[Exercise input start]
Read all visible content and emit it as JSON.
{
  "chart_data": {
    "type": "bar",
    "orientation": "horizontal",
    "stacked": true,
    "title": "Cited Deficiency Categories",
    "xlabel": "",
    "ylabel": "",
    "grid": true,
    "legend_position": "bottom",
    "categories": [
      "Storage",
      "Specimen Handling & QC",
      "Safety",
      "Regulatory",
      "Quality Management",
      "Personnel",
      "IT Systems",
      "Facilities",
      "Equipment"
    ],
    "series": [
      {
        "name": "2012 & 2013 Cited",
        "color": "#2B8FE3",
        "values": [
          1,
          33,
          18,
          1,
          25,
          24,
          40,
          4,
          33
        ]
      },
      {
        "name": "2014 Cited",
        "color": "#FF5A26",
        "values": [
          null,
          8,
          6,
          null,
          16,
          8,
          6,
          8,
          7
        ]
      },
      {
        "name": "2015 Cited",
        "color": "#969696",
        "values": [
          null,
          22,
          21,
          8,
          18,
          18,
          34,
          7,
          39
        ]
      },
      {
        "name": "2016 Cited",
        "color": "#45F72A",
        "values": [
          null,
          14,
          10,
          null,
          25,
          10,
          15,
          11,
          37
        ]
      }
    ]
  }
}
[Exercise input end]
[Exercise input start]
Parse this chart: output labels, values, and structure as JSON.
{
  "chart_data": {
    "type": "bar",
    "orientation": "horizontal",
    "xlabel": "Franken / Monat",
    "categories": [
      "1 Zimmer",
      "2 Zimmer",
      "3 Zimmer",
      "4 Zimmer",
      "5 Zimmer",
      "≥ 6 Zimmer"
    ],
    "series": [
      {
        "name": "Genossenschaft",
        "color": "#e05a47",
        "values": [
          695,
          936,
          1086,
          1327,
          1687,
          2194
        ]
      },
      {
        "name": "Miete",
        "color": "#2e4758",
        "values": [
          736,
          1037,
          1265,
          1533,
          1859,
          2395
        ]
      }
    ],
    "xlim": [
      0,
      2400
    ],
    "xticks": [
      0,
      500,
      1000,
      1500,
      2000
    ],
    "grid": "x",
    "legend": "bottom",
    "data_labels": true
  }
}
[Exercise input end]
* _Exercise task_:
Look for the word "Zimmer" and return every line where it occurs.

* _Answer to this exercise_:
      "1 Zimmer",
      "2 Zimmer",
      "3 Zimmer",
      "4 Zimmer",
      "5 Zimmer",
      "≥ 6 Zimmer"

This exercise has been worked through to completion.